§ **GIVEN RECORDS**

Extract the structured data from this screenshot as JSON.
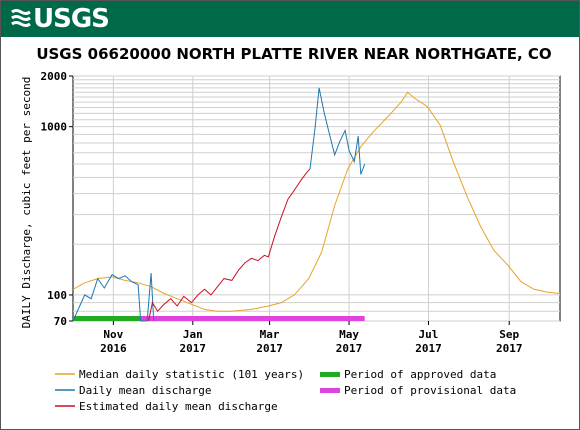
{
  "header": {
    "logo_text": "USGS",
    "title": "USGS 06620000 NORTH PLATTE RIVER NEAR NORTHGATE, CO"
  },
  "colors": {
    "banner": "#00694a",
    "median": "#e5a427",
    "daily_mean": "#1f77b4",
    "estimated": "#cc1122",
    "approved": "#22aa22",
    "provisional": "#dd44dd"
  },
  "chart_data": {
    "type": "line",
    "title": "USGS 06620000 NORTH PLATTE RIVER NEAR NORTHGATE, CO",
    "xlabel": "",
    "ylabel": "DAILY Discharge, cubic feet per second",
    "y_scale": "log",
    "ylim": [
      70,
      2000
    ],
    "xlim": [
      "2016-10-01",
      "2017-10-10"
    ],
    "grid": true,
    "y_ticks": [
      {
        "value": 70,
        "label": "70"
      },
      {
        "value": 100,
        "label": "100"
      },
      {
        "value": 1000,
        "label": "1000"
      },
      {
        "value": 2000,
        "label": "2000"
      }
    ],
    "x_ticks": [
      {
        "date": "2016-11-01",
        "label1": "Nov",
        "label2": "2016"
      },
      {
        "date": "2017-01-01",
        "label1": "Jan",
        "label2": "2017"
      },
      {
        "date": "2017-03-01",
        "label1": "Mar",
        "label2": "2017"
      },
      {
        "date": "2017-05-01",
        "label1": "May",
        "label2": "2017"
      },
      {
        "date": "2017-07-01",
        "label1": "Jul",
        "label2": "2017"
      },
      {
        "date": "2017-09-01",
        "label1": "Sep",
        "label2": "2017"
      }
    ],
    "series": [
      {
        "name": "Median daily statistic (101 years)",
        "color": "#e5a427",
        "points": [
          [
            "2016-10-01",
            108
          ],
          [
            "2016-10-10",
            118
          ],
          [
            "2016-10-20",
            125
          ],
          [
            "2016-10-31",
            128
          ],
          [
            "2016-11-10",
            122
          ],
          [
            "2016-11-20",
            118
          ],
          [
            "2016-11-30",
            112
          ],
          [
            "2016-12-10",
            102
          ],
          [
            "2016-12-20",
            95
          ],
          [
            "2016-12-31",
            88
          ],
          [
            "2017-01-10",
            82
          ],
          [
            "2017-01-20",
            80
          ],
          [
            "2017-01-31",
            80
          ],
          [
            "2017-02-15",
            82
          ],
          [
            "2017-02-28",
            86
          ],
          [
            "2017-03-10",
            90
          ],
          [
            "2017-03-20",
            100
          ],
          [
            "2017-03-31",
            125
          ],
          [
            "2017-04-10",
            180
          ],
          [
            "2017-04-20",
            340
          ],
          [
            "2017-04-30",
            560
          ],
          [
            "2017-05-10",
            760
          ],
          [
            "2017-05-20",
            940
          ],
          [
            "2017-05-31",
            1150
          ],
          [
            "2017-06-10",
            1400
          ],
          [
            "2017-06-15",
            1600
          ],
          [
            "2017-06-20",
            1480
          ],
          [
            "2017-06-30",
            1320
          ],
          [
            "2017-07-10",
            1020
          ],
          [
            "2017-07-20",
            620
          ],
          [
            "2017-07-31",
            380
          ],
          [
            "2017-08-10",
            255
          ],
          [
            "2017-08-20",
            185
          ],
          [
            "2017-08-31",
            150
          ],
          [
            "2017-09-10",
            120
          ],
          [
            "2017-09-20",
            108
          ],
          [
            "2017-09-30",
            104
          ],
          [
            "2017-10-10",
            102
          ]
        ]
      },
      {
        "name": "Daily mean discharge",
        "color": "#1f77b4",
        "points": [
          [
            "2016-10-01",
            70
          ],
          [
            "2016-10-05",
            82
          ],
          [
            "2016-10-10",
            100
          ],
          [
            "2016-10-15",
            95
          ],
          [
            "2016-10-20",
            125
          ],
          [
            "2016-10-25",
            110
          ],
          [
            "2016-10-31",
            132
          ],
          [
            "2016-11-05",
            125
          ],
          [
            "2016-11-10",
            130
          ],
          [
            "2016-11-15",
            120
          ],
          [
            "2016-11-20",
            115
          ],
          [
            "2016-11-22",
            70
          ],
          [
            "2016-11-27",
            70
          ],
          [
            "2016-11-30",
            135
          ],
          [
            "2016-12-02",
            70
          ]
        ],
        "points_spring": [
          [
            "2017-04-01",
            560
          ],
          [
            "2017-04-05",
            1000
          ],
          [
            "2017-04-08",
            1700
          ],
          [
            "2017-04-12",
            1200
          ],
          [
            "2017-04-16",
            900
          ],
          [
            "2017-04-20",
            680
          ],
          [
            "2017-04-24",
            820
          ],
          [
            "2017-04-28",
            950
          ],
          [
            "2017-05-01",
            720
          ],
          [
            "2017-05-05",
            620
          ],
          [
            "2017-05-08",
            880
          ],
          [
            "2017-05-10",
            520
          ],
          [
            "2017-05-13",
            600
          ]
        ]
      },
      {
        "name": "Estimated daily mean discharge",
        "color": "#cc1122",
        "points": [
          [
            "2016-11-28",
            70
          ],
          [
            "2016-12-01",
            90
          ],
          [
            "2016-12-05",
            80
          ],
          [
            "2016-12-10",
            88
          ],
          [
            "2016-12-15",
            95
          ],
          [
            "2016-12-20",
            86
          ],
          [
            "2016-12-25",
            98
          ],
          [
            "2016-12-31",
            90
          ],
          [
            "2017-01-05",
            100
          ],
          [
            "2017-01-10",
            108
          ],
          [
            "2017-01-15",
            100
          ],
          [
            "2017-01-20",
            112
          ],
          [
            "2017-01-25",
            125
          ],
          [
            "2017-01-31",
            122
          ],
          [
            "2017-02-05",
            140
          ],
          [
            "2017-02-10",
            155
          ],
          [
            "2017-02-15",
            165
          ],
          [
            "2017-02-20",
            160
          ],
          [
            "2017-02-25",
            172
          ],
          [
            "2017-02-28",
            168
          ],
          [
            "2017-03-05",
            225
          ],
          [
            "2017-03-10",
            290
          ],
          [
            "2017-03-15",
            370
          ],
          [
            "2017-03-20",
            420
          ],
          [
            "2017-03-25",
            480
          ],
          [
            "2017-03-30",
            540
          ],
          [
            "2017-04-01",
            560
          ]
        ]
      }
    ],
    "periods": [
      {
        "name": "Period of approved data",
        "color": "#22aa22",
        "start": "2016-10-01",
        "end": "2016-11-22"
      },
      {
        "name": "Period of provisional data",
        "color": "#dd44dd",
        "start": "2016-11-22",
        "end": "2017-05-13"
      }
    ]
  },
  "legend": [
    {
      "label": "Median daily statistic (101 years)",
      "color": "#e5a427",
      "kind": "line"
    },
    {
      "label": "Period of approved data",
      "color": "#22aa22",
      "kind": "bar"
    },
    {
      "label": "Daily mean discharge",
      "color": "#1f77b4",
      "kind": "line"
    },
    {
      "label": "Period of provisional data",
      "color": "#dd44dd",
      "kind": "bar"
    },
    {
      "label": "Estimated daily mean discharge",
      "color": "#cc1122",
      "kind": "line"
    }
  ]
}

§ **STATED TASK**
From the records given above, reproduce all text exactly and exclude each picture.

§ **EXERCISE ANSWER**
Extract the structured data from this screenshot as JSON.
{
  "header": {
    "logo_text": "USGS",
    "title": "USGS 06620000 NORTH PLATTE RIVER NEAR NORTHGATE, CO"
  },
  "colors": {
    "banner": "#00694a",
    "median": "#e5a427",
    "daily_mean": "#1f77b4",
    "estimated": "#cc1122",
    "approved": "#22aa22",
    "provisional": "#dd44dd"
  },
  "chart_data": {
    "type": "line",
    "title": "USGS 06620000 NORTH PLATTE RIVER NEAR NORTHGATE, CO",
    "xlabel": "",
    "ylabel": "DAILY Discharge, cubic feet per second",
    "y_scale": "log",
    "ylim": [
      70,
      2000
    ],
    "xlim": [
      "2016-10-01",
      "2017-10-10"
    ],
    "grid": true,
    "y_ticks": [
      {
        "value": 70,
        "label": "70"
      },
      {
        "value": 100,
        "label": "100"
      },
      {
        "value": 1000,
        "label": "1000"
      },
      {
        "value": 2000,
        "label": "2000"
      }
    ],
    "x_ticks": [
      {
        "date": "2016-11-01",
        "label1": "Nov",
        "label2": "2016"
      },
      {
        "date": "2017-01-01",
        "label1": "Jan",
        "label2": "2017"
      },
      {
        "date": "2017-03-01",
        "label1": "Mar",
        "label2": "2017"
      },
      {
        "date": "2017-05-01",
        "label1": "May",
        "label2": "2017"
      },
      {
        "date": "2017-07-01",
        "label1": "Jul",
        "label2": "2017"
      },
      {
        "date": "2017-09-01",
        "label1": "Sep",
        "label2": "2017"
      }
    ],
    "series": [
      {
        "name": "Median daily statistic (101 years)",
        "color": "#e5a427",
        "points": [
          [
            "2016-10-01",
            108
          ],
          [
            "2016-10-10",
            118
          ],
          [
            "2016-10-20",
            125
          ],
          [
            "2016-10-31",
            128
          ],
          [
            "2016-11-10",
            122
          ],
          [
            "2016-11-20",
            118
          ],
          [
            "2016-11-30",
            112
          ],
          [
            "2016-12-10",
            102
          ],
          [
            "2016-12-20",
            95
          ],
          [
            "2016-12-31",
            88
          ],
          [
            "2017-01-10",
            82
          ],
          [
            "2017-01-20",
            80
          ],
          [
            "2017-01-31",
            80
          ],
          [
            "2017-02-15",
            82
          ],
          [
            "2017-02-28",
            86
          ],
          [
            "2017-03-10",
            90
          ],
          [
            "2017-03-20",
            100
          ],
          [
            "2017-03-31",
            125
          ],
          [
            "2017-04-10",
            180
          ],
          [
            "2017-04-20",
            340
          ],
          [
            "2017-04-30",
            560
          ],
          [
            "2017-05-10",
            760
          ],
          [
            "2017-05-20",
            940
          ],
          [
            "2017-05-31",
            1150
          ],
          [
            "2017-06-10",
            1400
          ],
          [
            "2017-06-15",
            1600
          ],
          [
            "2017-06-20",
            1480
          ],
          [
            "2017-06-30",
            1320
          ],
          [
            "2017-07-10",
            1020
          ],
          [
            "2017-07-20",
            620
          ],
          [
            "2017-07-31",
            380
          ],
          [
            "2017-08-10",
            255
          ],
          [
            "2017-08-20",
            185
          ],
          [
            "2017-08-31",
            150
          ],
          [
            "2017-09-10",
            120
          ],
          [
            "2017-09-20",
            108
          ],
          [
            "2017-09-30",
            104
          ],
          [
            "2017-10-10",
            102
          ]
        ]
      },
      {
        "name": "Daily mean discharge",
        "color": "#1f77b4",
        "points": [
          [
            "2016-10-01",
            70
          ],
          [
            "2016-10-05",
            82
          ],
          [
            "2016-10-10",
            100
          ],
          [
            "2016-10-15",
            95
          ],
          [
            "2016-10-20",
            125
          ],
          [
            "2016-10-25",
            110
          ],
          [
            "2016-10-31",
            132
          ],
          [
            "2016-11-05",
            125
          ],
          [
            "2016-11-10",
            130
          ],
          [
            "2016-11-15",
            120
          ],
          [
            "2016-11-20",
            115
          ],
          [
            "2016-11-22",
            70
          ],
          [
            "2016-11-27",
            70
          ],
          [
            "2016-11-30",
            135
          ],
          [
            "2016-12-02",
            70
          ]
        ],
        "points_spring": [
          [
            "2017-04-01",
            560
          ],
          [
            "2017-04-05",
            1000
          ],
          [
            "2017-04-08",
            1700
          ],
          [
            "2017-04-12",
            1200
          ],
          [
            "2017-04-16",
            900
          ],
          [
            "2017-04-20",
            680
          ],
          [
            "2017-04-24",
            820
          ],
          [
            "2017-04-28",
            950
          ],
          [
            "2017-05-01",
            720
          ],
          [
            "2017-05-05",
            620
          ],
          [
            "2017-05-08",
            880
          ],
          [
            "2017-05-10",
            520
          ],
          [
            "2017-05-13",
            600
          ]
        ]
      },
      {
        "name": "Estimated daily mean discharge",
        "color": "#cc1122",
        "points": [
          [
            "2016-11-28",
            70
          ],
          [
            "2016-12-01",
            90
          ],
          [
            "2016-12-05",
            80
          ],
          [
            "2016-12-10",
            88
          ],
          [
            "2016-12-15",
            95
          ],
          [
            "2016-12-20",
            86
          ],
          [
            "2016-12-25",
            98
          ],
          [
            "2016-12-31",
            90
          ],
          [
            "2017-01-05",
            100
          ],
          [
            "2017-01-10",
            108
          ],
          [
            "2017-01-15",
            100
          ],
          [
            "2017-01-20",
            112
          ],
          [
            "2017-01-25",
            125
          ],
          [
            "2017-01-31",
            122
          ],
          [
            "2017-02-05",
            140
          ],
          [
            "2017-02-10",
            155
          ],
          [
            "2017-02-15",
            165
          ],
          [
            "2017-02-20",
            160
          ],
          [
            "2017-02-25",
            172
          ],
          [
            "2017-02-28",
            168
          ],
          [
            "2017-03-05",
            225
          ],
          [
            "2017-03-10",
            290
          ],
          [
            "2017-03-15",
            370
          ],
          [
            "2017-03-20",
            420
          ],
          [
            "2017-03-25",
            480
          ],
          [
            "2017-03-30",
            540
          ],
          [
            "2017-04-01",
            560
          ]
        ]
      }
    ],
    "periods": [
      {
        "name": "Period of approved data",
        "color": "#22aa22",
        "start": "2016-10-01",
        "end": "2016-11-22"
      },
      {
        "name": "Period of provisional data",
        "color": "#dd44dd",
        "start": "2016-11-22",
        "end": "2017-05-13"
      }
    ]
  },
  "legend": [
    {
      "label": "Median daily statistic (101 years)",
      "color": "#e5a427",
      "kind": "line"
    },
    {
      "label": "Period of approved data",
      "color": "#22aa22",
      "kind": "bar"
    },
    {
      "label": "Daily mean discharge",
      "color": "#1f77b4",
      "kind": "line"
    },
    {
      "label": "Period of provisional data",
      "color": "#dd44dd",
      "kind": "bar"
    },
    {
      "label": "Estimated daily mean discharge",
      "color": "#cc1122",
      "kind": "line"
    }
  ]
}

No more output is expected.